___ STORED ROWS ___
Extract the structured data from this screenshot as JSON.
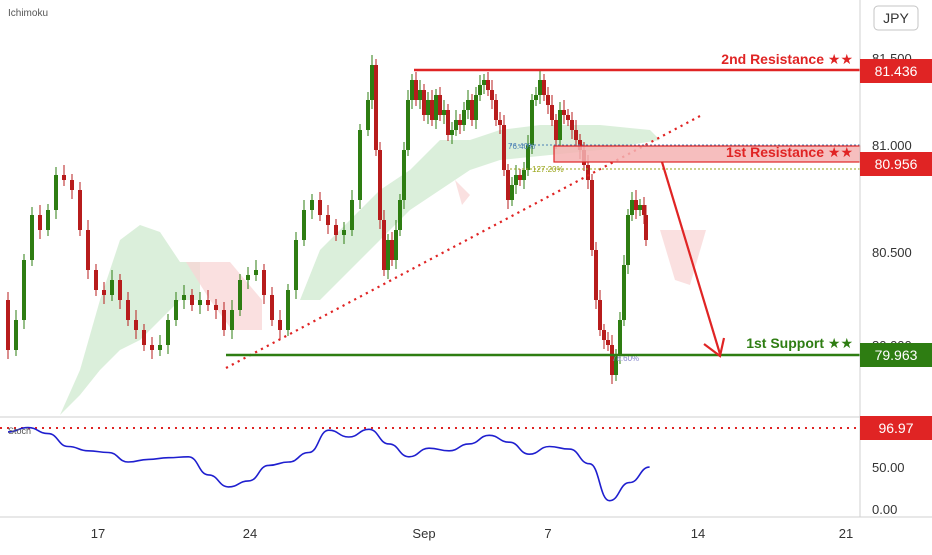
{
  "header": {
    "indicator_name": "Ichimoku",
    "currency": "JPY"
  },
  "colors": {
    "resistance": "#e02424",
    "support": "#2e7d12",
    "candle_up": "#2e7d12",
    "candle_down": "#b71c1c",
    "cloud_green": "#cfe9cf",
    "cloud_red": "#f8d5d5",
    "stoch": "#1f1fcf",
    "trendline": "#e02424",
    "fib_blue": "#4a7fb5",
    "fib_yellow": "#9aa51a"
  },
  "chart_data": [
    {
      "type": "candlestick",
      "title": "",
      "x_tick_labels": [
        "17",
        "24",
        "Sep",
        "7",
        "14",
        "21"
      ],
      "y_tick_labels": [
        "81.500",
        "81.000",
        "80.500",
        "80.000"
      ],
      "ylim": [
        79.85,
        81.66
      ],
      "levels": [
        {
          "name": "2nd Resistance",
          "label": "2nd Resistance ★★",
          "value": 81.436,
          "value_label": "81.436"
        },
        {
          "name": "1st Resistance",
          "label": "1st Resistance ★★",
          "value": 80.956,
          "value_label": "80.956"
        },
        {
          "name": "1st Support",
          "label": "1st Support ★★",
          "value": 79.963,
          "value_label": "79.963"
        }
      ],
      "fib_labels": {
        "fib_76": "76.40%",
        "fib_127": "127.20%",
        "fib_78": "78.60%"
      },
      "annotations": [
        "ascending trendline broken",
        "projected move down from 1st resistance to 1st support"
      ]
    },
    {
      "type": "line",
      "name": "Stoch",
      "ylim": [
        0,
        100
      ],
      "y_tick_labels": [
        "50.00",
        "0.00"
      ],
      "overbought_label": "96.97",
      "overbought": 96.97,
      "x": [
        0,
        5,
        10,
        15,
        20,
        25,
        30,
        35,
        40,
        45,
        50,
        55,
        60,
        65,
        70,
        75,
        80,
        85,
        90,
        95,
        100,
        105,
        110,
        115,
        120,
        125,
        130,
        135,
        140,
        145,
        150,
        155,
        160
      ],
      "values": [
        92,
        97,
        90,
        75,
        70,
        68,
        57,
        60,
        62,
        63,
        42,
        28,
        35,
        53,
        57,
        68,
        94,
        86,
        95,
        78,
        63,
        73,
        70,
        78,
        88,
        80,
        66,
        75,
        72,
        55,
        12,
        33,
        51
      ]
    }
  ]
}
___
EXERCISE DIRECTIONS :: Repeat everything in the records precisely. Images are excluded from the copy.

EXPECTED ANSWER ::
Extract the structured data from this screenshot as JSON.
{
  "header": {
    "indicator_name": "Ichimoku",
    "currency": "JPY"
  },
  "colors": {
    "resistance": "#e02424",
    "support": "#2e7d12",
    "candle_up": "#2e7d12",
    "candle_down": "#b71c1c",
    "cloud_green": "#cfe9cf",
    "cloud_red": "#f8d5d5",
    "stoch": "#1f1fcf",
    "trendline": "#e02424",
    "fib_blue": "#4a7fb5",
    "fib_yellow": "#9aa51a"
  },
  "chart_data": [
    {
      "type": "candlestick",
      "title": "",
      "x_tick_labels": [
        "17",
        "24",
        "Sep",
        "7",
        "14",
        "21"
      ],
      "y_tick_labels": [
        "81.500",
        "81.000",
        "80.500",
        "80.000"
      ],
      "ylim": [
        79.85,
        81.66
      ],
      "levels": [
        {
          "name": "2nd Resistance",
          "label": "2nd Resistance ★★",
          "value": 81.436,
          "value_label": "81.436"
        },
        {
          "name": "1st Resistance",
          "label": "1st Resistance ★★",
          "value": 80.956,
          "value_label": "80.956"
        },
        {
          "name": "1st Support",
          "label": "1st Support ★★",
          "value": 79.963,
          "value_label": "79.963"
        }
      ],
      "fib_labels": {
        "fib_76": "76.40%",
        "fib_127": "127.20%",
        "fib_78": "78.60%"
      },
      "annotations": [
        "ascending trendline broken",
        "projected move down from 1st resistance to 1st support"
      ]
    },
    {
      "type": "line",
      "name": "Stoch",
      "ylim": [
        0,
        100
      ],
      "y_tick_labels": [
        "50.00",
        "0.00"
      ],
      "overbought_label": "96.97",
      "overbought": 96.97,
      "x": [
        0,
        5,
        10,
        15,
        20,
        25,
        30,
        35,
        40,
        45,
        50,
        55,
        60,
        65,
        70,
        75,
        80,
        85,
        90,
        95,
        100,
        105,
        110,
        115,
        120,
        125,
        130,
        135,
        140,
        145,
        150,
        155,
        160
      ],
      "values": [
        92,
        97,
        90,
        75,
        70,
        68,
        57,
        60,
        62,
        63,
        42,
        28,
        35,
        53,
        57,
        68,
        94,
        86,
        95,
        78,
        63,
        73,
        70,
        78,
        88,
        80,
        66,
        75,
        72,
        55,
        12,
        33,
        51
      ]
    }
  ]
}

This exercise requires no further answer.